* **PASSAGE GIVEN**:
BEGIN

# W200 Project_2: Relationship Between Inequality and Globalization

Research question to answer:
- What is the relationship between the level of exposure of a country to globalization (world trade) and its ability to reduce income inequality?
- Hypothesis: More exposure to globalization leads to the reduction of income inequality

# Dataset preparation

In this jupyter notebook, I depart from Isabel's dataset and add to it the following variables:
* country_class: if a country is considered a developed or developing economy
* trade: amount of exports + imports of goods and services
* gdp: gdp amount in nominal, current terms
* trade_ratio: trade as a % of gdp

In [1]:
# importing numpy, pandas and matplotlib
import numpy as np
import pandas as pd
import matplotlib.pyplot as plt

# configuring some pandas options: float display and full display of dataset
# as our datasets are small I still find it worth to visualize the whole thing
pd.options.display.float_format = '{:,.2f}'.format
pd.set_option('display.max_rows', None)

#setting matplotlib to display charts in this notebook
%matplotlib inline

# importing Isabel's dataset with gini per country
gini_df = pd.read_csv('final_gini_table.csv')

# Adding country_class

In [2]:
# importing Human Development Index by country
# from http://hdr.undp.org/en/indicators/137506
hdi_df = pd.read_csv('Human Development Index (HDI).csv')

# picking only the columns that are useful for us
hdi2_df = hdi_df[['Country', '2018']]

# renaming country column
hdi2_df.rename(columns = {'Country': 'country'}, inplace = True)

# stripping country names (they came with a space before first characters)
hdi2_df['country'] = hdi2_df['country'].str.strip()

END

* **Collected data entries**:
BEGIN

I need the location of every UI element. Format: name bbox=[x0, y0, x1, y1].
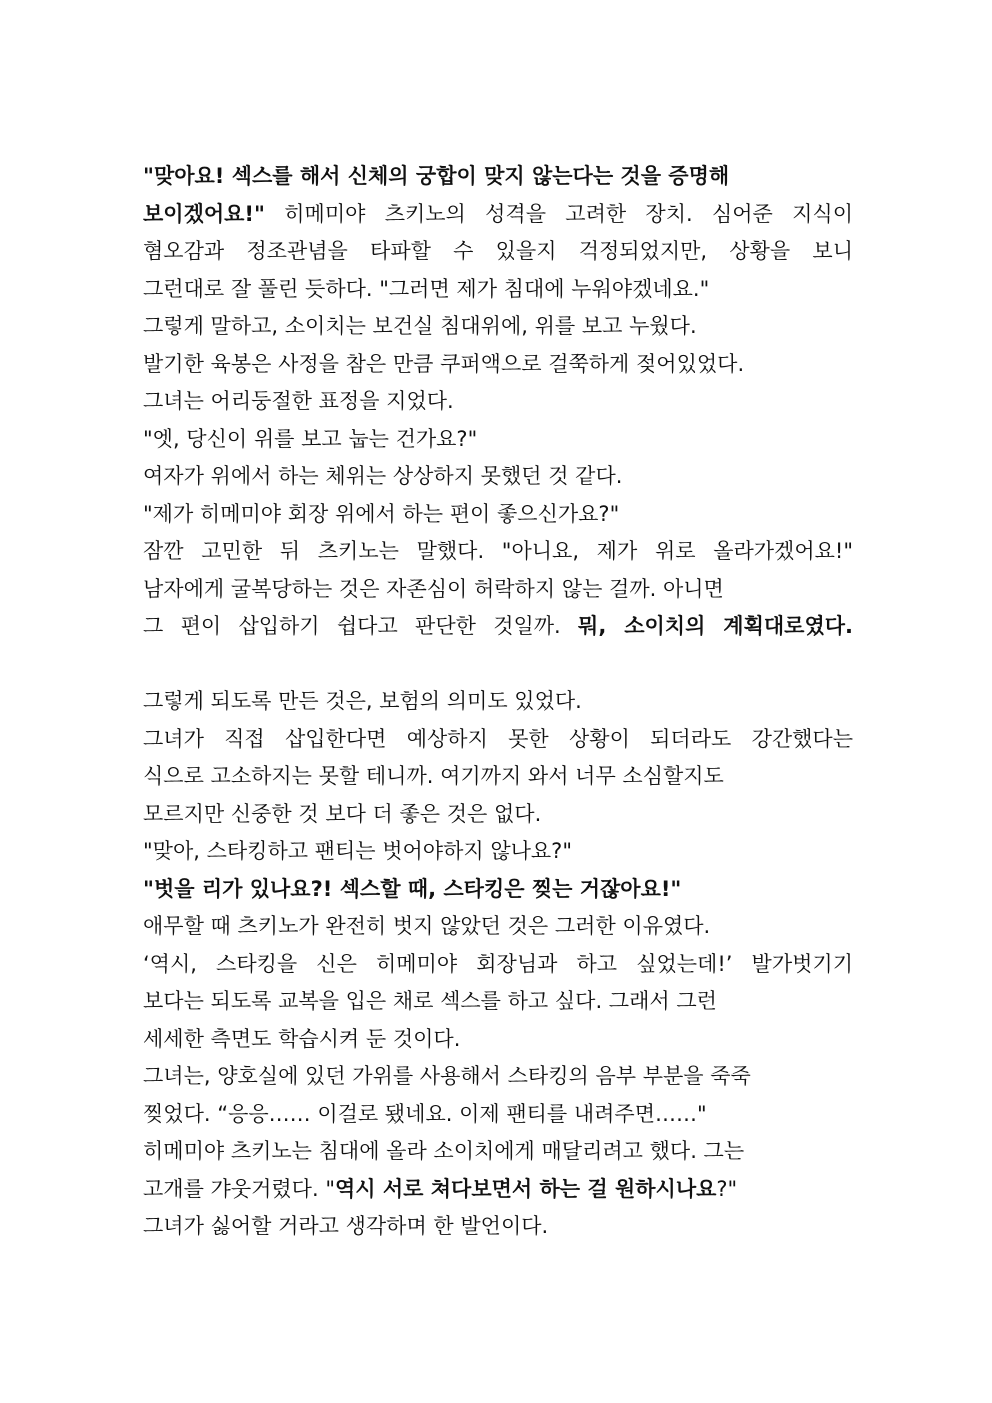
bold-dialogue: 보이겠어요!" bbox=[143, 201, 265, 226]
text-line: 그녀가 직접 삽입한다면 예상하지 못한 상황이 되더라도 강간했다는 bbox=[143, 726, 853, 751]
bold-dialogue: 역시 서로 쳐다보면서 하는 걸 원하시나요 bbox=[334, 1176, 717, 1201]
text-line: 그녀가 싫어할 거라고 생각하며 한 발언이다. bbox=[143, 1214, 549, 1238]
text-line: 찢었다. “응응…… 이걸로 됐네요. 이제 팬티를 내려주면……" bbox=[143, 1101, 707, 1126]
text-line: 그 편이 삽입하기 쉽다고 판단한 것일까. 뭐, 소이치의 계획대로였다. bbox=[143, 614, 853, 638]
text-line: 그녀는, 양호실에 있던 가위를 사용해서 스타킹의 음부 부분을 죽죽 bbox=[143, 1064, 751, 1088]
text-line: "엣, 당신이 위를 보고 눕는 건가요?" bbox=[143, 426, 478, 451]
text-line: 혐오감과 정조관념을 타파할 수 있을지 걱정되었지만, 상황을 보니 bbox=[143, 239, 853, 263]
text-line: 애무할 때 츠키노가 완전히 벗지 않았던 것은 그러한 이유였다. bbox=[143, 914, 711, 938]
text-line bbox=[143, 871, 853, 909]
bold-text: 뭐, 소이치의 계획대로였다. bbox=[578, 614, 853, 638]
text-line: 여자가 위에서 하는 체위는 상상하지 못했던 것 같다. bbox=[143, 464, 623, 488]
text-line: 세세한 측면도 학습시켜 둔 것이다. bbox=[143, 1026, 461, 1051]
text-line: 그녀는 어리둥절한 표정을 지었다. bbox=[143, 389, 454, 413]
text-line bbox=[143, 158, 853, 196]
text-line: ‘역시, 스타킹을 신은 히메미야 회장님과 하고 싶었는데!’ 발가벗기기 bbox=[143, 951, 853, 976]
document-page bbox=[143, 158, 853, 1246]
text-line: 보다는 되도록 교복을 입은 채로 섹스를 하고 싶다. 그래서 그런 bbox=[143, 989, 717, 1013]
text-line: 보이겠어요!" 히메미야 츠키노의 성격을 고려한 장치. 심어준 지식이 bbox=[143, 201, 853, 226]
text-line: 고개를 갸웃거렸다. "역시 서로 쳐다보면서 하는 걸 원하시나요?" bbox=[143, 1176, 738, 1201]
text-line: "맞아, 스타킹하고 팬티는 벗어야하지 않나요?" bbox=[143, 839, 572, 863]
text-line: 식으로 고소하지는 못할 테니까. 여기까지 와서 너무 소심할지도 bbox=[143, 764, 724, 788]
bold-dialogue: "벗을 리가 있나요?! 섹스할 때, 스타킹은 찢는 거잖아요!" bbox=[143, 876, 682, 901]
text-line: 그렇게 말하고, 소이치는 보건실 침대위에, 위를 보고 누웠다. bbox=[143, 314, 697, 338]
paragraph-break bbox=[143, 646, 853, 684]
text-line: 그런대로 잘 풀린 듯하다. "그러면 제가 침대에 누워야겠네요." bbox=[143, 276, 710, 301]
text-line: "제가 히메미야 회장 위에서 하는 편이 좋으신가요?" bbox=[143, 501, 620, 526]
text-line: 히메미야 츠키노는 침대에 올라 소이치에게 매달리려고 했다. 그는 bbox=[143, 1139, 745, 1163]
text-line: 그렇게 되도록 만든 것은, 보험의 의미도 있었다. bbox=[143, 689, 582, 713]
text-line: 모르지만 신중한 것 보다 더 좋은 것은 없다. bbox=[143, 801, 542, 826]
bold-dialogue: "맞아요! 섹스를 해서 신체의 궁합이 맞지 않는다는 것을 증명해 bbox=[143, 164, 730, 188]
text-line: 남자에게 굴복당하는 것은 자존심이 허락하지 않는 걸까. 아니면 bbox=[143, 576, 724, 601]
text-line: 잠깐 고민한 뒤 츠키노는 말했다. "아니요, 제가 위로 올라가겠어요!" bbox=[143, 539, 853, 563]
text-line: 발기한 육봉은 사정을 참은 만큼 쿠퍼액으로 걸쭉하게 젖어있었다. bbox=[143, 351, 745, 376]
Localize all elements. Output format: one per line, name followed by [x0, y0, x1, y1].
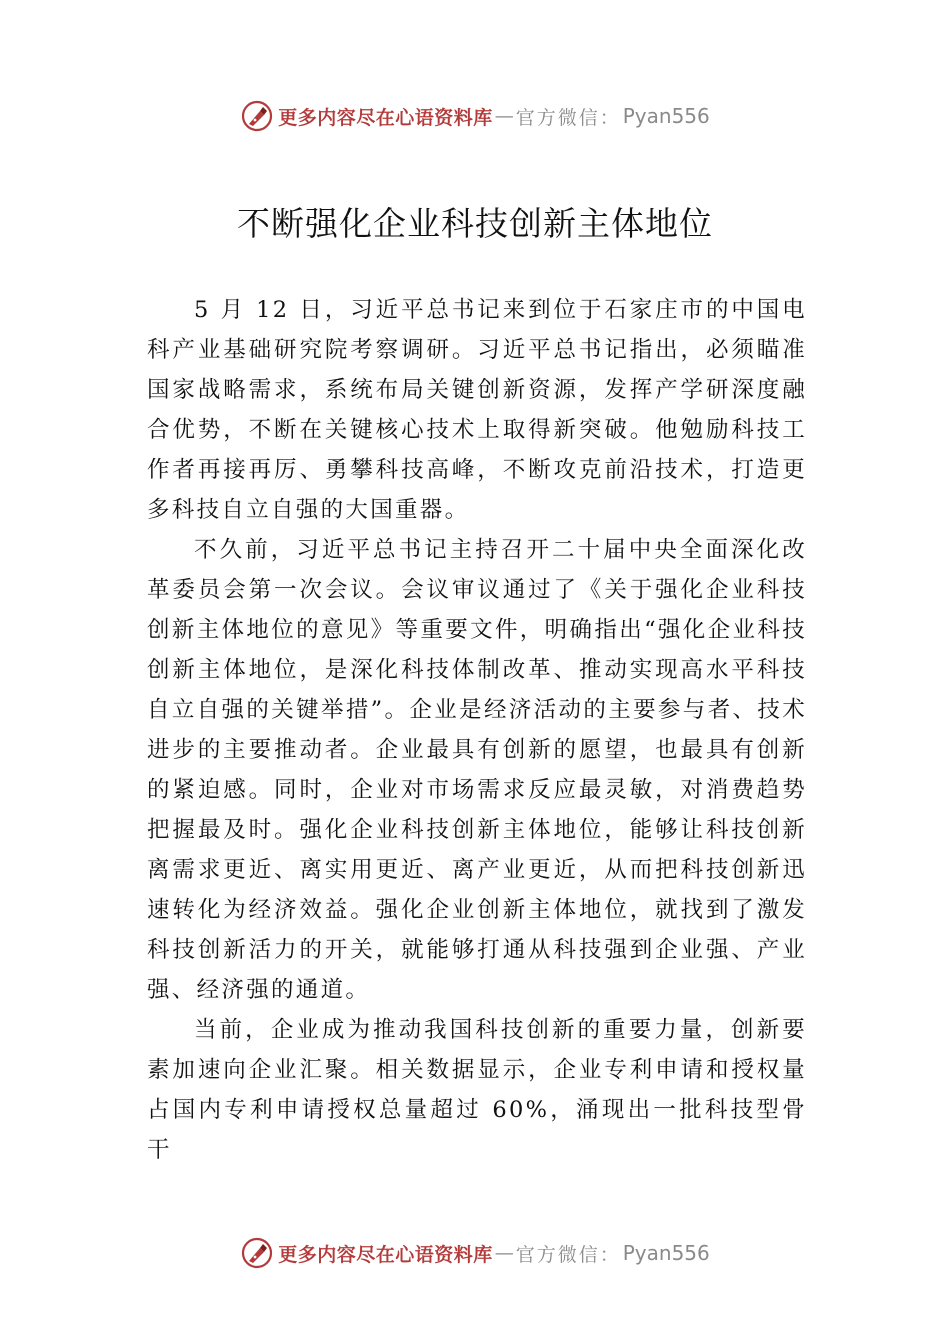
watermark-wechat-label: 官方微信： [515, 1243, 621, 1266]
watermark-wechat-id: Pyan556 [622, 1241, 710, 1265]
watermark-dash: — [494, 105, 514, 127]
document-title: 不断强化企业科技创新主体地位 [237, 204, 713, 243]
watermark-brand: 更多内容尽在心语资料库 [278, 106, 493, 129]
paragraph-3: 当前，企业成为推动我国科技创新的重要力量，创新要素加速向企业汇聚。相关数据显示，企业专利申请和授权量占国内专利申请授权总量超过 60%，涌现出一批科技型骨干 [147, 1017, 807, 1163]
paragraph-1: 5 月 12 日，习近平总书记来到位于石家庄市的中国电科产业基础研究院考察调研。习近平总书记指出，必须瞄准国家战略需求，系统布局关键创新资源，发挥产学研深度融合优势，不断在关键核心技术上取得新突破。他勉励科技工作者再接再厉、勇攀科技高峰，不断攻克前沿技术，打造更多科技自立自强的大国重器。 [147, 297, 807, 523]
watermark-brand: 更多内容尽在心语资料库 [278, 1243, 493, 1266]
document-body [147, 290, 807, 1170]
pen-nib-logo-icon [240, 1236, 274, 1270]
pen-nib-logo-icon [240, 99, 274, 133]
watermark-wechat-id: Pyan556 [622, 104, 710, 128]
paragraph-2: 不久前，习近平总书记主持召开二十届中央全面深化改革委员会第一次会议。会议审议通过了《关于强化企业科技创新主体地位的意见》等重要文件，明确指出“强化企业科技创新主体地位，是深化科技体制改革、推动实现高水平科技自立自强的关键举措”。企业是经济活动的主要参与者、技术进步的主要推动者。企业最具有创新的愿望，也最具有创新的紧迫感。同时，企业对市场需求反应最灵敏，对消费趋势把握最及时。强化企业科技创新主体地位，能够让科技创新离需求更近、离实用更近、离产业更近，从而把科技创新迅速转化为经济效益。强化企业创新主体地位，就找到了激发科技创新活力的开关，就能够打通从科技强到企业强、产业强、经济强的通道。 [147, 537, 807, 1003]
watermark-wechat-label: 官方微信： [515, 106, 621, 129]
header-watermark [0, 96, 950, 136]
footer-watermark [0, 1233, 950, 1273]
watermark-dash: — [494, 1242, 514, 1264]
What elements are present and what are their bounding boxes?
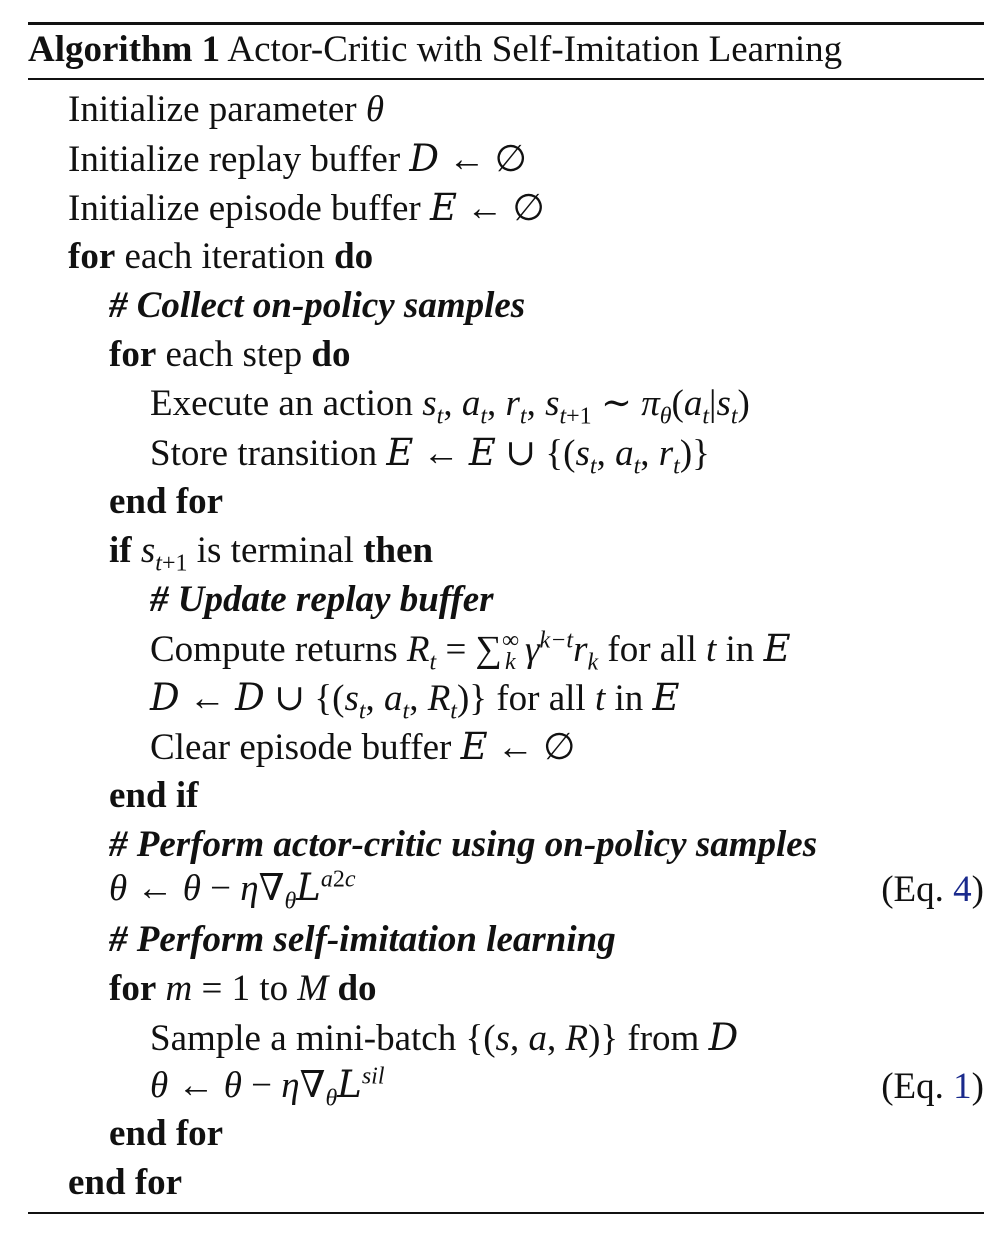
math-t: t	[706, 629, 717, 670]
bottom-rule	[28, 1212, 984, 1214]
init-episode-text: Initialize episode buffer	[68, 188, 421, 229]
end-for-iteration: end for	[68, 1162, 183, 1203]
eq-ref-sil	[881, 1065, 984, 1109]
line-sil-update	[150, 1063, 385, 1112]
in-text: in	[614, 678, 644, 719]
math-theta: θ	[365, 89, 385, 130]
math-execute: $s_t$, $a_t$, $r_t$, $s_{t+1}$ ∼ $\pi_\theta(a_t|s_t)$	[422, 383, 750, 430]
kw-for: for	[109, 968, 157, 1009]
math-replay-set: D	[708, 1016, 739, 1059]
clear-episode-text: Clear episode buffer	[150, 727, 452, 768]
line-for-m	[109, 967, 377, 1011]
line-for-iteration	[68, 235, 373, 279]
for-all-text: for all	[607, 629, 697, 670]
eq-ref-link-4[interactable]: 4	[953, 869, 972, 910]
init-replay-text: Initialize replay buffer	[68, 139, 401, 180]
line-execute	[150, 382, 750, 430]
math-t: t	[594, 678, 606, 719]
sample-batch-text: Sample a mini-batch	[150, 1018, 457, 1059]
kw-do: do	[334, 236, 374, 277]
math-episode-clear: E ← ∅	[460, 725, 576, 768]
line-compute-returns	[150, 627, 791, 676]
init-param-text: Initialize parameter	[68, 89, 357, 130]
kw-do: do	[337, 968, 377, 1009]
math-m-eq-1: m = 1	[165, 968, 251, 1009]
math-returns: $R_t = \sum^\infty_k$ $\gamma^{k-t}r_k$	[406, 627, 599, 676]
math-episode-init: E ← ∅	[429, 186, 545, 229]
in-text: in	[725, 629, 755, 670]
comment-collect: # Collect on-policy samples	[109, 285, 526, 326]
for-all-text: for all	[496, 678, 586, 719]
compute-returns-text: Compute returns	[150, 629, 398, 670]
math-store: E ← E ∪ {($s_t$, $a_t$, $r_t$)}	[386, 431, 710, 480]
header-rule	[28, 78, 984, 80]
algorithm-title: Actor-Critic with Self-Imitation Learning	[227, 29, 843, 70]
line-init-param	[68, 88, 384, 132]
kw-for: for	[68, 236, 116, 277]
comment-sil: # Perform self-imitation learning	[109, 919, 616, 960]
line-a2c-update	[109, 866, 356, 915]
kw-then: then	[363, 530, 434, 571]
algorithm-header	[28, 30, 842, 70]
each-iteration-text: each iteration	[124, 236, 325, 277]
kw-for: for	[109, 334, 157, 375]
math-sil-update: θ ← $\theta - \eta\nabla_\theta L^{sil}$	[150, 1063, 385, 1112]
eq-ref-a2c	[881, 868, 984, 912]
eq-ref-suffix: )	[971, 1066, 984, 1107]
line-store	[150, 431, 710, 480]
eq-ref-prefix: (Eq.	[881, 869, 944, 910]
execute-text: Execute an action	[150, 383, 413, 424]
line-init-replay	[68, 137, 527, 182]
math-episode-set: E	[763, 627, 791, 670]
line-sample-batch	[150, 1016, 738, 1061]
end-if: end if	[109, 775, 199, 816]
comment-update: # Update replay buffer	[150, 579, 494, 620]
math-replay-union: D ← D ∪ {($s_t$, $a_t$, $R_t$)}	[150, 676, 488, 725]
line-if-terminal	[109, 529, 434, 577]
eq-ref-suffix: )	[971, 869, 984, 910]
line-for-step	[109, 333, 350, 377]
algorithm-label: Algorithm 1	[28, 29, 221, 70]
top-rule	[28, 22, 984, 25]
kw-do: do	[311, 334, 351, 375]
math-M: M	[297, 968, 329, 1009]
store-text: Store transition	[150, 433, 378, 474]
math-s-next: $s_{t+1}$	[140, 530, 188, 577]
kw-if: if	[109, 530, 132, 571]
to-text: to	[259, 968, 289, 1009]
comment-a2c: # Perform actor-critic using on-policy samples	[109, 824, 818, 865]
math-batch: {(s, a, R)}	[465, 1018, 619, 1059]
line-replay-union	[150, 676, 680, 725]
math-replay-init: D ← ∅	[409, 137, 527, 180]
from-text: from	[627, 1018, 700, 1059]
eq-ref-link-1[interactable]: 1	[953, 1066, 972, 1107]
math-a2c-update: θ ← $\theta - \eta\nabla_\theta L^{a2c}$	[109, 866, 356, 915]
each-step-text: each step	[165, 334, 303, 375]
is-terminal-text: is terminal	[196, 530, 354, 571]
eq-ref-prefix: (Eq.	[881, 1066, 944, 1107]
end-for-m: end for	[109, 1113, 224, 1154]
line-init-episode	[68, 186, 545, 231]
end-for-step: end for	[109, 481, 224, 522]
line-clear-episode	[150, 725, 575, 770]
math-episode-set: E	[652, 676, 680, 719]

END

* **TASKS**:
1/ Using only the notebook on inequality and globalization, decide whether each statement agrees with it. Answer yes or no for each, and quote the notebook's deciding words.
(a) The hypothesis holds that more exposure to globalization leads to a reduction of income inequality.
(b) The gdp variable is measured in real, constant terms.
(c) Only the 'Country' and '2018' columns are kept from the Human Development Index data.
2/ In the notebook on inequality and globalization, rewrite the stretch from "Research question to" through "reduce income inequality?", replacing "income inequality" with "wealth inequality".
3/ Carry on writing the notebook on inequality and globalization, picking up after its last line.

* **ANSWERS GIVEN**:
1/
(a) Yes: "Hypothesis: More exposure to globalization leads to the reduction of income inequality"
(b) No: "gdp: gdp amount in nominal, current terms"
(c) Yes: "hdi2_df = hdi_df[['Country', '2018']]"

2/
Research question to answer:
- What is the relationship between the level of exposure of a country to globalization (world trade) and its ability to reduce wealth inequality?

3/
# manually changing some country names to match with Isabel's dataset
hdi2_df.loc[21, 'country'] = 'Bolivia'
hdi2_df.loc[63, 'country'] = 'Gambia, The'
hdi2_df.loc[75, 'country'] = 'Hong Kong'
hdi2_df.loc[80, 'country'] = 'Iran'
hdi2_df.loc[91, 'country'] = 'Korea, Republic of'
hdi2_df.loc[114, 'country'] = 'Moldova'
hdi2_df.loc[142, 'country'] = 'Russia'
hdi2_df.loc[185, 'country'] = 'Venezuela'
hdi2_df.loc[186, 'country'] = 'Vietnam'

# replacing string characters for NaN in the 2018 Series
hdi2_df['2018'].replace('..', np.NaN, inplace = True)

# changing the dtype to 'float64'
hdi2_df['2018'] = hdi2_df['2018'].astype('float64')

# adding variable country_class: developed or developing country
# countries with HDI >= 0.85 are considered developed, all others are developing
hdi2_df['country_class'] = ['developed' if hdi >= 0.85 else 'developing' for hdi in hdi2_df['2018']]

# dropping hdi column
hdi3_df = hdi2_df.drop('2018', axis = 1)

# left-merging country_class with Isabel's dataset
gini2_df = gini_df.merge(hdi3_df, how = 'left', on = 'country')

# there are few countries present in Isabel's dataset that are not on my HDI dataset
not_matching = gini2_df[gini2_df['country_class'].isnull()]['country']

A value is trying to be set on a copy of a slice from a DataFrame

See the caveats in the documentation: https://pandas.pydata.org/pandas-docs/stable/user_guide/indexing.html#returning-a-view-versus-a-copy
  errors=errors,
A value is trying to be set on a copy of a slice from a DataFrame.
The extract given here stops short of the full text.